▶ _Your task_
Give every line back verbatim, dropping all images.

Data records:
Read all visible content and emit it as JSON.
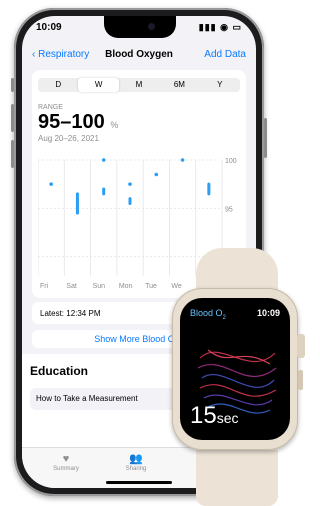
{
  "status": {
    "time": "10:09",
    "icons": "▮▮▮ ◉ ▭"
  },
  "nav": {
    "back": "‹ Respiratory",
    "title": "Blood Oxygen",
    "add": "Add Data"
  },
  "segments": [
    "D",
    "W",
    "M",
    "6M",
    "Y"
  ],
  "selected_segment": "W",
  "summary": {
    "label": "RANGE",
    "value": "95–100",
    "unit": "%",
    "date": "Aug 20–26, 2021"
  },
  "chart_data": {
    "type": "scatter",
    "categories": [
      "Fri",
      "Sat",
      "Sun",
      "Mon",
      "Tue",
      "We"
    ],
    "ylim": [
      88,
      100
    ],
    "yticks": [
      100,
      95,
      90
    ],
    "series": [
      {
        "points": [
          {
            "x": "Fri",
            "y": 97.5
          },
          {
            "x": "Sat",
            "y": 94.5,
            "y2": 96.5
          },
          {
            "x": "Sun",
            "y": 100
          },
          {
            "x": "Sun",
            "y": 96.5,
            "y2": 97
          },
          {
            "x": "Mon",
            "y": 97.5
          },
          {
            "x": "Mon",
            "y": 95.5,
            "y2": 96
          },
          {
            "x": "Tue",
            "y": 98.5
          },
          {
            "x": "We",
            "y": 100
          },
          {
            "x": "We+",
            "y": 96.5,
            "y2": 97.5
          }
        ]
      }
    ],
    "color": "#2a9df4",
    "grid": true
  },
  "latest": {
    "label": "Latest: 12:34 PM"
  },
  "show_more": {
    "label": "Show More Blood Oxy"
  },
  "education": {
    "heading": "Education",
    "item": "How to Take a Measurement"
  },
  "tabs": [
    {
      "label": "Summary",
      "icon": "heart-icon"
    },
    {
      "label": "Sharing",
      "icon": "people-icon"
    }
  ],
  "watch": {
    "title": "Blood O",
    "title_sub": "2",
    "time": "10:09",
    "count": "15",
    "count_unit": "sec"
  },
  "colors": {
    "accent": "#0a7aff",
    "chart": "#2a9df4",
    "watch_title": "#67c5ff"
  }
}
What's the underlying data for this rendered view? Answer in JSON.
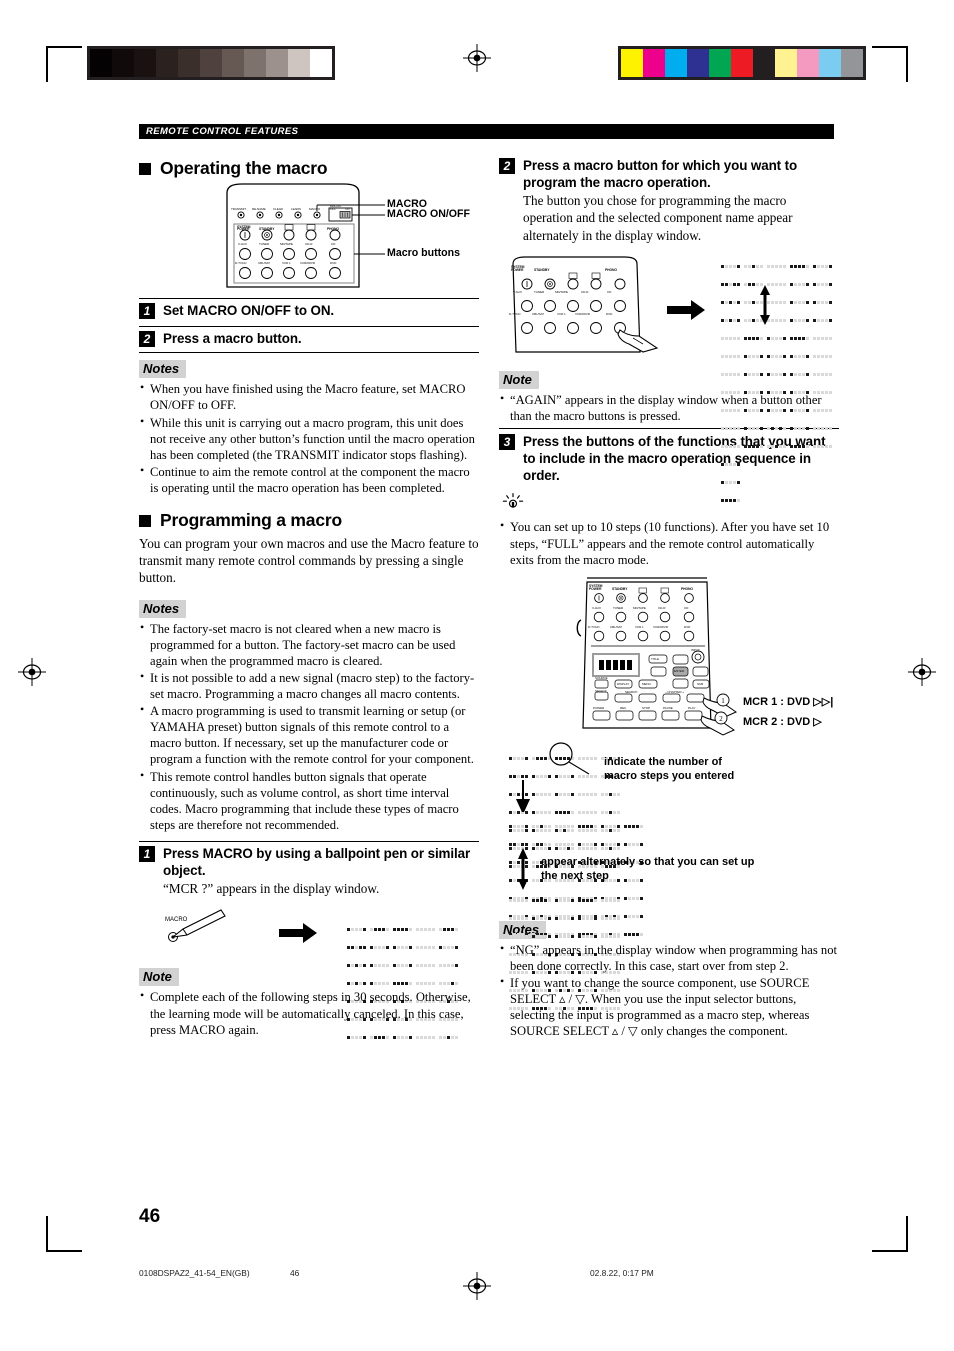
{
  "page": {
    "number": "46",
    "section_bar": "REMOTE CONTROL FEATURES",
    "footer_file": "0108DSPAZ2_41-54_EN(GB)",
    "footer_page": "46",
    "footer_date": "02.8.22, 0:17 PM"
  },
  "colors": {
    "bar_background": "#231f20",
    "notes_chip": "#d2d2d2",
    "ink": "#000000",
    "paper": "#ffffff"
  },
  "calibration": {
    "gray_swatches": [
      "#050203",
      "#100a0b",
      "#1a1211",
      "#2b211f",
      "#3b2f2c",
      "#4f423e",
      "#665853",
      "#7e726d",
      "#9c918c",
      "#cec5c1",
      "#ffffff"
    ],
    "color_swatches": [
      "#fff200",
      "#ec008c",
      "#00aeef",
      "#2e3192",
      "#00a651",
      "#ed1c24",
      "#231f20",
      "#fff391",
      "#f49ac1",
      "#7accf1",
      "#939598"
    ]
  },
  "left_column": {
    "heading": "Operating the macro",
    "figure": {
      "callouts": [
        "MACRO",
        "MACRO ON/OFF",
        "Macro buttons"
      ],
      "switch_labels": {
        "title": "MACRO ON/OFF",
        "off": "OFF",
        "on": "ON"
      },
      "top_row_labels": [
        "TRANSMIT",
        "RE-NAME",
        "CLEAR",
        "LEARN",
        "MACRO"
      ],
      "source_rows": [
        [
          "SYSTEM POWER",
          "STANDBY",
          "A",
          "B",
          "PHONO"
        ],
        [
          "V-AUX",
          "TUNER",
          "MD/TAPE",
          "CD-R",
          "CD"
        ],
        [
          "D-TV/LD",
          "CBL/SAT",
          "VCR 1",
          "VCR2/DVR",
          "DVD"
        ]
      ]
    },
    "steps": [
      {
        "num": "1",
        "title": "Set MACRO ON/OFF to ON."
      },
      {
        "num": "2",
        "title": "Press a macro button."
      }
    ],
    "notes_label": "Notes",
    "notes": [
      "When you have finished using the Macro feature, set MACRO ON/OFF to OFF.",
      "While this unit is carrying out a macro program, this unit does not receive any other button’s function until the macro operation has been completed (the TRANSMIT indicator stops flashing).",
      "Continue to aim the remote control at the component the macro is operating until the macro operation has been completed."
    ],
    "heading2": "Programming a macro",
    "intro2": "You can program your own macros and use the Macro feature to transmit many remote control commands by pressing a single button.",
    "notes_label2": "Notes",
    "notes2": [
      "The factory-set macro is not cleared when a new macro is programmed for a button. The factory-set macro can be used again when the programmed macro is cleared.",
      "It is not possible to add a new signal (macro step) to the factory-set macro. Programming a macro changes all macro contents.",
      "A macro programming is used to transmit learning or setup (or YAMAHA preset) button signals of this remote control to a macro button. If necessary, set up the manufacturer code or program a function with the remote control for your component.",
      "This remote control handles button signals that operate continuously, such as volume control, as short time interval codes. Macro programming that include these types of macro steps are therefore not recommended."
    ],
    "step1": {
      "num": "1",
      "title": "Press MACRO by using a ballpoint pen or similar object.",
      "sub": "“MCR ?” appears in the display window.",
      "pen_label": "MACRO",
      "display_text": "MCR ?"
    },
    "note_label3": "Note",
    "notes3": [
      "Complete each of the following steps in 30 seconds. Otherwise, the learning mode will be automatically canceled. In this case, press MACRO again."
    ]
  },
  "right_column": {
    "step2": {
      "num": "2",
      "title": "Press a macro button for which you want to program the macro operation.",
      "sub": "The button you chose for programming the macro operation and the selected component name appear alternately in the display window.",
      "display_top": "M1 DVD",
      "display_bottom": "DVD"
    },
    "note_label": "Note",
    "notes": [
      "“AGAIN” appears in the display window when a button other than the macro buttons is pressed."
    ],
    "step3": {
      "num": "3",
      "title": "Press the buttons of the functions that you want to include in the macro operation sequence in order.",
      "tip": "You can set up to 10 steps (10 functions). After you have set 10 steps, “FULL” appears and the remote control automatically exits from the macro mode.",
      "macro_lines": [
        "MCR 1 : DVD",
        "MCR 2 : DVD"
      ],
      "display_1": "MCR 1",
      "display_2": "M1 DVD",
      "display_3": "DVD",
      "caption_1": "indicate the number of macro steps you entered",
      "caption_2": "appear alternately so that you can set up the next step",
      "remote_labels": {
        "rows": [
          [
            "SYSTEM POWER",
            "STANDBY",
            "A",
            "B",
            "PHONO"
          ],
          [
            "V-AUX",
            "TUNER",
            "MD/TAPE",
            "CD-R",
            "CD"
          ],
          [
            "D-TV/LD",
            "CBL/SAT",
            "VCR 1",
            "VCR2/DVR",
            "DVD"
          ]
        ],
        "display_label": "DISPLAY",
        "title": "TITLE",
        "enter": "ENTER",
        "menu": "MENU",
        "source_select": "SOURCE SELECT",
        "search": "SEARCH",
        "chapter": "– CHAPTER +",
        "transport": [
          "POWER",
          "REC",
          "STOP",
          "PAUSE",
          "PLAY"
        ],
        "input": "INPUT",
        "sub": "SUB"
      }
    },
    "notes_label2": "Notes",
    "notes2": [
      "“NG” appears in the display window when programming has not been done correctly. In this case, start over from step 2.",
      "If you want to change the source component, use SOURCE SELECT ▵ / ▽. When you use the input selector buttons, selecting the input is programmed as a macro step, whereas SOURCE SELECT ▵ / ▽ only changes the component."
    ]
  }
}
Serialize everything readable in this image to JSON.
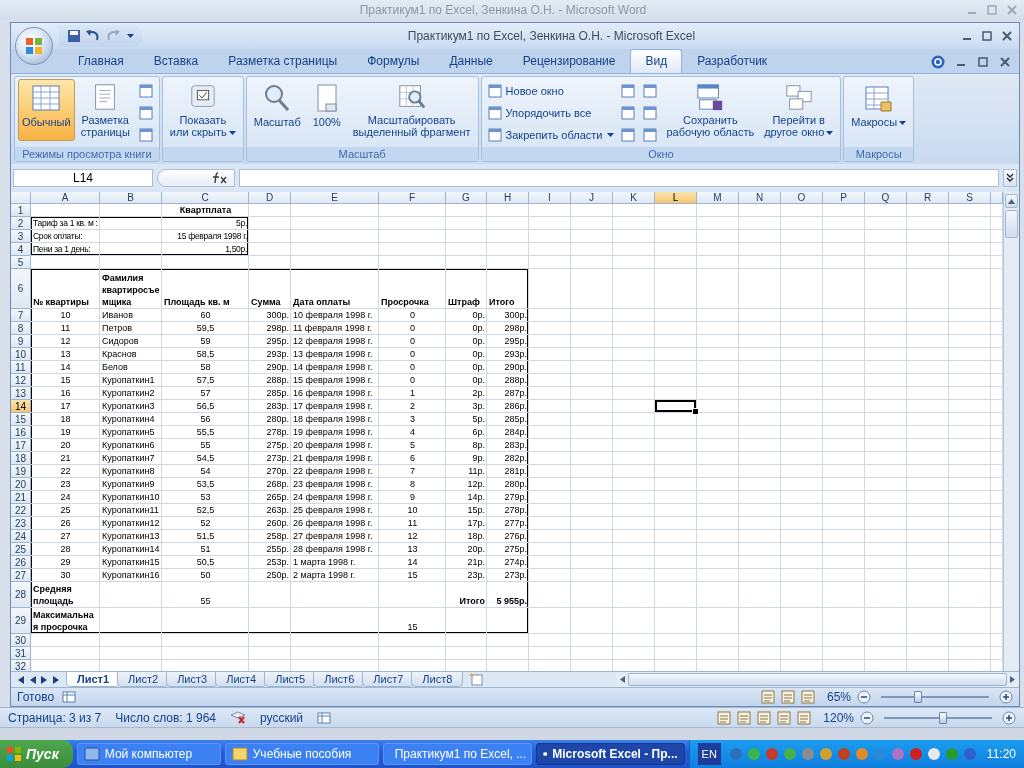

▶ _Full answer_
Read all visible content and emit it as JSON.
{
  "status": {
    "time": "10:09",
    "icons": "▮▮▮ ◉ ▭"
  },
  "nav": {
    "back": "‹ Respiratory",
    "title": "Blood Oxygen",
    "add": "Add Data"
  },
  "segments": [
    "D",
    "W",
    "M",
    "6M",
    "Y"
  ],
  "selected_segment": "W",
  "summary": {
    "label": "RANGE",
    "value": "95–100",
    "unit": "%",
    "date": "Aug 20–26, 2021"
  },
  "chart_data": {
    "type": "scatter",
    "categories": [
      "Fri",
      "Sat",
      "Sun",
      "Mon",
      "Tue",
      "We"
    ],
    "ylim": [
      88,
      100
    ],
    "yticks": [
      100,
      95,
      90
    ],
    "series": [
      {
        "points": [
          {
            "x": "Fri",
            "y": 97.5
          },
          {
            "x": "Sat",
            "y": 94.5,
            "y2": 96.5
          },
          {
            "x": "Sun",
            "y": 100
          },
          {
            "x": "Sun",
            "y": 96.5,
            "y2": 97
          },
          {
            "x": "Mon",
            "y": 97.5
          },
          {
            "x": "Mon",
            "y": 95.5,
            "y2": 96
          },
          {
            "x": "Tue",
            "y": 98.5
          },
          {
            "x": "We",
            "y": 100
          },
          {
            "x": "We+",
            "y": 96.5,
            "y2": 97.5
          }
        ]
      }
    ],
    "color": "#2a9df4",
    "grid": true
  },
  "latest": {
    "label": "Latest: 12:34 PM"
  },
  "show_more": {
    "label": "Show More Blood Oxy"
  },
  "education": {
    "heading": "Education",
    "item": "How to Take a Measurement"
  },
  "tabs": [
    {
      "label": "Summary",
      "icon": "heart-icon"
    },
    {
      "label": "Sharing",
      "icon": "people-icon"
    }
  ],
  "watch": {
    "title": "Blood O",
    "title_sub": "2",
    "time": "10:09",
    "count": "15",
    "count_unit": "sec"
  },
  "colors": {
    "accent": "#0a7aff",
    "chart": "#2a9df4",
    "watch_title": "#67c5ff"
  }
}
What's the underlying data for this rendered view? Answer in JSON.
{
  "page": {
    "number": "46",
    "section_bar": "REMOTE CONTROL FEATURES",
    "footer_file": "0108DSPAZ2_41-54_EN(GB)",
    "footer_page": "46",
    "footer_date": "02.8.22, 0:17 PM"
  },
  "colors": {
    "bar_background": "#231f20",
    "notes_chip": "#d2d2d2",
    "ink": "#000000",
    "paper": "#ffffff"
  },
  "calibration": {
    "gray_swatches": [
      "#050203",
      "#100a0b",
      "#1a1211",
      "#2b211f",
      "#3b2f2c",
      "#4f423e",
      "#665853",
      "#7e726d",
      "#9c918c",
      "#cec5c1",
      "#ffffff"
    ],
    "color_swatches": [
      "#fff200",
      "#ec008c",
      "#00aeef",
      "#2e3192",
      "#00a651",
      "#ed1c24",
      "#231f20",
      "#fff391",
      "#f49ac1",
      "#7accf1",
      "#939598"
    ]
  },
  "left_column": {
    "heading": "Operating the macro",
    "figure": {
      "callouts": [
        "MACRO",
        "MACRO ON/OFF",
        "Macro buttons"
      ],
      "switch_labels": {
        "title": "MACRO ON/OFF",
        "off": "OFF",
        "on": "ON"
      },
      "top_row_labels": [
        "TRANSMIT",
        "RE-NAME",
        "CLEAR",
        "LEARN",
        "MACRO"
      ],
      "source_rows": [
        [
          "SYSTEM POWER",
          "STANDBY",
          "A",
          "B",
          "PHONO"
        ],
        [
          "V-AUX",
          "TUNER",
          "MD/TAPE",
          "CD-R",
          "CD"
        ],
        [
          "D-TV/LD",
          "CBL/SAT",
          "VCR 1",
          "VCR2/DVR",
          "DVD"
        ]
      ]
    },
    "steps": [
      {
        "num": "1",
        "title": "Set MACRO ON/OFF to ON."
      },
      {
        "num": "2",
        "title": "Press a macro button."
      }
    ],
    "notes_label": "Notes",
    "notes": [
      "When you have finished using the Macro feature, set MACRO ON/OFF to OFF.",
      "While this unit is carrying out a macro program, this unit does not receive any other button’s function until the macro operation has been completed (the TRANSMIT indicator stops flashing).",
      "Continue to aim the remote control at the component the macro is operating until the macro operation has been completed."
    ],
    "heading2": "Programming a macro",
    "intro2": "You can program your own macros and use the Macro feature to transmit many remote control commands by pressing a single button.",
    "notes_label2": "Notes",
    "notes2": [
      "The factory-set macro is not cleared when a new macro is programmed for a button. The factory-set macro can be used again when the programmed macro is cleared.",
      "It is not possible to add a new signal (macro step) to the factory-set macro. Programming a macro changes all macro contents.",
      "A macro programming is used to transmit learning or setup (or YAMAHA preset) button signals of this remote control to a macro button. If necessary, set up the manufacturer code or program a function with the remote control for your component.",
      "This remote control handles button signals that operate continuously, such as volume control, as short time interval codes. Macro programming that include these types of macro steps are therefore not recommended."
    ],
    "step1": {
      "num": "1",
      "title": "Press MACRO by using a ballpoint pen or similar object.",
      "sub": "“MCR ?” appears in the display window.",
      "pen_label": "MACRO",
      "display_text": "MCR ?"
    },
    "note_label3": "Note",
    "notes3": [
      "Complete each of the following steps in 30 seconds. Otherwise, the learning mode will be automatically canceled. In this case, press MACRO again."
    ]
  },
  "right_column": {
    "step2": {
      "num": "2",
      "title": "Press a macro button for which you want to program the macro operation.",
      "sub": "The button you chose for programming the macro operation and the selected component name appear alternately in the display window.",
      "display_top": "M1 DVD",
      "display_bottom": "DVD"
    },
    "note_label": "Note",
    "notes": [
      "“AGAIN” appears in the display window when a button other than the macro buttons is pressed."
    ],
    "step3": {
      "num": "3",
      "title": "Press the buttons of the functions that you want to include in the macro operation sequence in order.",
      "tip": "You can set up to 10 steps (10 functions). After you have set 10 steps, “FULL” appears and the remote control automatically exits from the macro mode.",
      "macro_lines": [
        "MCR 1 : DVD",
        "MCR 2 : DVD"
      ],
      "display_1": "MCR 1",
      "display_2": "M1 DVD",
      "display_3": "DVD",
      "caption_1": "indicate the number of macro steps you entered",
      "caption_2": "appear alternately so that you can set up the next step",
      "remote_labels": {
        "rows": [
          [
            "SYSTEM POWER",
            "STANDBY",
            "A",
            "B",
            "PHONO"
          ],
          [
            "V-AUX",
            "TUNER",
            "MD/TAPE",
            "CD-R",
            "CD"
          ],
          [
            "D-TV/LD",
            "CBL/SAT",
            "VCR 1",
            "VCR2/DVR",
            "DVD"
          ]
        ],
        "display_label": "DISPLAY",
        "title": "TITLE",
        "enter": "ENTER",
        "menu": "MENU",
        "source_select": "SOURCE SELECT",
        "search": "SEARCH",
        "chapter": "– CHAPTER +",
        "transport": [
          "POWER",
          "REC",
          "STOP",
          "PAUSE",
          "PLAY"
        ],
        "input": "INPUT",
        "sub": "SUB"
      }
    },
    "notes_label2": "Notes",
    "notes2": [
      "“NG” appears in the display window when programming has not been done correctly. In this case, start over from step 2.",
      "If you want to change the source component, use SOURCE SELECT ▵ / ▽. When you use the input selector buttons, selecting the input is programmed as a macro step, whereas SOURCE SELECT ▵ / ▽ only changes the component."
    ]
  }
}
Serialize everything readable in this image to JSON.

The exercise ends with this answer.